### [Given text]
——

Sep 25 10:23:30 gasdseudiksha02 systemd[1]: Starting FlexnetLS Local License Server for osp....
Sep 25 10:23:30 gasdseudiksha02 systemd[1]: Started FlexnetLS Local License Server for osp..
-------------------------------------

Step (d): Check Detailed Logs 

Use  and for real-time monitoring, use tail -f /var/log/tibco/tib-lm/flexnetls.log
------------------------------------------------
[diksha_gosavi@gasdseudiksha02 server]$ sudo journalctl -u flexnetls-osp.service --no-pager --since "5 minutes ago"
-- Logs begin at Mon 2025-09-22 12:02:53 UTC, end at Thu 2025-09-25 10:23:57 UTC. --
Sep 25 10:23:20 gasdseudiksha02 systemd[1]: /etc/systemd/system/flexnetls-osp.service:9: Unknown lvalue 'RestartSteps' in section 'Service'
Sep 25 10:23:20 gasdseudiksha02 systemd[1]: /etc/systemd/system/flexnetls-osp.service:10: Unknown lvalue 'RestartMaxDelaySec' in section 'Service'
Sep 25 10:23:30 gasdseudiksha02 systemd[1]: Starting FlexnetLS Local License Server for osp....

——

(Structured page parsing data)
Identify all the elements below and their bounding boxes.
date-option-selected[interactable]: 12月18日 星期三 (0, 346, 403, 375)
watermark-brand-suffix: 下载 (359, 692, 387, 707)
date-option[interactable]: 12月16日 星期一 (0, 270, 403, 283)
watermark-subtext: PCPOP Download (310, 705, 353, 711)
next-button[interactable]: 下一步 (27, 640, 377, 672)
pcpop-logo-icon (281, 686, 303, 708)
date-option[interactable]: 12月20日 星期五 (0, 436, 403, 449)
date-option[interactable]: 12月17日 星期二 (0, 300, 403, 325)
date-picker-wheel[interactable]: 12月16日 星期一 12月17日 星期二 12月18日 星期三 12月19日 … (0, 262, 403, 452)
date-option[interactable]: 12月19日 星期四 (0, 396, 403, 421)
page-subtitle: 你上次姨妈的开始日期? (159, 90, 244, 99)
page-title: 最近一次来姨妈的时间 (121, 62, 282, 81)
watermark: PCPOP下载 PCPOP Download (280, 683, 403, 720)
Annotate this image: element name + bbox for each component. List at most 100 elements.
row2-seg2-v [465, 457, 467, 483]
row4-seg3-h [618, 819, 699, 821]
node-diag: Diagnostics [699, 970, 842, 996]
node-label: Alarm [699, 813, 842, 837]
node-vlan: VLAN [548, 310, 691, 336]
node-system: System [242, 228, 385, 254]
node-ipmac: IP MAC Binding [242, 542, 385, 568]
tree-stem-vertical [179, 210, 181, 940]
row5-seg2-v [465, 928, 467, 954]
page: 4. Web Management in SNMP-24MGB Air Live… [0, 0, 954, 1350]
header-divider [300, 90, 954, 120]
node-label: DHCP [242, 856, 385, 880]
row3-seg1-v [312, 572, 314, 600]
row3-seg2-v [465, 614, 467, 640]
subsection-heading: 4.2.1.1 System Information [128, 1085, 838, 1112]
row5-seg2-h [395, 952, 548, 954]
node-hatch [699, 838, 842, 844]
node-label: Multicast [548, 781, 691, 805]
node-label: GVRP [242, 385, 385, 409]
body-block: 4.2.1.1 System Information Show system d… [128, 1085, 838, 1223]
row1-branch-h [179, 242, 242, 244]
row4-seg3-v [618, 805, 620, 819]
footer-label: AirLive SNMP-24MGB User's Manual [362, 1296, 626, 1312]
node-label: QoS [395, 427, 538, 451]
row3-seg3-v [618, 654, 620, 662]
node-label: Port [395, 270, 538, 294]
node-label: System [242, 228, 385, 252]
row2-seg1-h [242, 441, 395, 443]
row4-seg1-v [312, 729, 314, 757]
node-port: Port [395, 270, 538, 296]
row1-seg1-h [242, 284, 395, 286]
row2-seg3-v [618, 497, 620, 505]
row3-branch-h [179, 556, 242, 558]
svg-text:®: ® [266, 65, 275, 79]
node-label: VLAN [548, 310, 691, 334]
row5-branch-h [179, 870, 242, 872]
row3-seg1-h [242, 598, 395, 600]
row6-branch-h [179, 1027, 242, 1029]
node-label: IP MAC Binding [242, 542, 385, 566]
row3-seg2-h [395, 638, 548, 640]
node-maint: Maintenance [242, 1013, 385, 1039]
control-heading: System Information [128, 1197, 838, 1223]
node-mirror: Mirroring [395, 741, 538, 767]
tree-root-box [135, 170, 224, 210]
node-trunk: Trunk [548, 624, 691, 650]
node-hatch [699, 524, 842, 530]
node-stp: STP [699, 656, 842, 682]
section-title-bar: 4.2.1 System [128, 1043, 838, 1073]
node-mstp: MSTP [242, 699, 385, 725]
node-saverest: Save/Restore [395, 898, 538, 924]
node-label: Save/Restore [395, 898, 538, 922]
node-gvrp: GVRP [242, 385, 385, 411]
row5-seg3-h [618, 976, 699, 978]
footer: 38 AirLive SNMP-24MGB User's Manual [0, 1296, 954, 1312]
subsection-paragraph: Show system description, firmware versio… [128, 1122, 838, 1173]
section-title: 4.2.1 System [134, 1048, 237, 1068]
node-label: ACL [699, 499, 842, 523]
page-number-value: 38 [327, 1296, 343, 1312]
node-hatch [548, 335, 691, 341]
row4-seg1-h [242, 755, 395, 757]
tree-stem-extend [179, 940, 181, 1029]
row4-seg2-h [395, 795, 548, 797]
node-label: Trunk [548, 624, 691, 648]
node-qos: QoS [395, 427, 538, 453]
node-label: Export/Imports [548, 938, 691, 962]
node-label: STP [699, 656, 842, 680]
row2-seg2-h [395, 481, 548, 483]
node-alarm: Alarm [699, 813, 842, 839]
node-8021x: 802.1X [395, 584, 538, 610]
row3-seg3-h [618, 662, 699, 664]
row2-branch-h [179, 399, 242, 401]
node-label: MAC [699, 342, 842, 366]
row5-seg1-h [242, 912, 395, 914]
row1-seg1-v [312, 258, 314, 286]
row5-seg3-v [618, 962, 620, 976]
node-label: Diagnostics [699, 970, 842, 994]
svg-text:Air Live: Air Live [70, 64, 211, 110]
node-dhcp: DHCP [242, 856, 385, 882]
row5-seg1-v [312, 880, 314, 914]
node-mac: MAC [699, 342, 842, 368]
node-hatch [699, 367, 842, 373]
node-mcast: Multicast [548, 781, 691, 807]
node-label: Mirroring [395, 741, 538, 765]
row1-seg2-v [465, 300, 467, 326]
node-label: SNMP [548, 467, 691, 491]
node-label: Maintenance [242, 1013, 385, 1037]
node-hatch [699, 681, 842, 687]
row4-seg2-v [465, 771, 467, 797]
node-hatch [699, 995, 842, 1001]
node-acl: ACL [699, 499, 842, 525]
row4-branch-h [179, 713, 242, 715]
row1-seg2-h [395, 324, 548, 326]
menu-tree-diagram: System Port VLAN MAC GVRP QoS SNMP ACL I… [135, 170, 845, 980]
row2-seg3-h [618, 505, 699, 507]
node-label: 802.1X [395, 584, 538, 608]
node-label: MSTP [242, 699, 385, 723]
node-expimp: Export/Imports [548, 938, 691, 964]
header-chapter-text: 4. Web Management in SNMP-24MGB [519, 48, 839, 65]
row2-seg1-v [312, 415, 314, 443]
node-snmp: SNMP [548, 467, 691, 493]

——

### [Task instructions]
[1] Based on the FlexnetLS log text, does each statement agree with it? Answer yes or no for each, quoting the deciding words. (a) The journalctl command asks for entries from the last five minutes. (b) The logs begin on Thursday, September 25, 2025. (c) systemd flagged 'RestartSteps' as an unknown lvalue at line 9 of the service file.
[2] Please resume the FlexnetLS log text after its last line.

### [Set of answers]
[1]
(a) Yes: "--since "5 minutes ago""
(b) No: "Logs begin at Mon 2025-09-22 12:02:53 UTC"
(c) Yes: "/etc/systemd/system/flexnetls-osp.service:9: Unknown lvalue 'RestartSteps' in section 'Service'"

[2]
Sep 25 10:23:30 gasdseudiksha02 systemd[1]: Started FlexnetLS Local License Server for osp..

[diksha_gosavi@gasdseudiksha02 server]$ sudo tail -f /var/log/tibco/tib-lm/flexnetls.log
2025-09-25T10:23:47,485Z DEBUG - Connection pool max size = 12
2025-09-25T10:23:53,686Z INFO  - Protocols [TLSv1.3, TLSv1.2], Cipher choice of MODERN yields [TLS_AES_128_GCM_SHA256, TLS_AES_256_GCM_SHA384, TLS_CHACHA20_POLY1305_SHA256]
2025-09-25T10:23:56,158Z DEBUG - Initializing ExecutorService
2025-09-25T10:23:56,164Z DEBUG - Initializing ExecutorService 'thrsched'
2025-09-25T10:23:56,478Z INFO  - Server hostids acquired: [[Hostid=42010AE924C9, type=ETHERNET, attribute=[Physical, Builtin]], [Hostid=8453589513928148843, type=VM_UUID]]
2025-09-25T10:24:00,820Z INFO  - Active profiles: [lls, singletenant, reservations, service]
2025-09-25T10:24:04,312Z DEBUG - 1 server instance(s) found.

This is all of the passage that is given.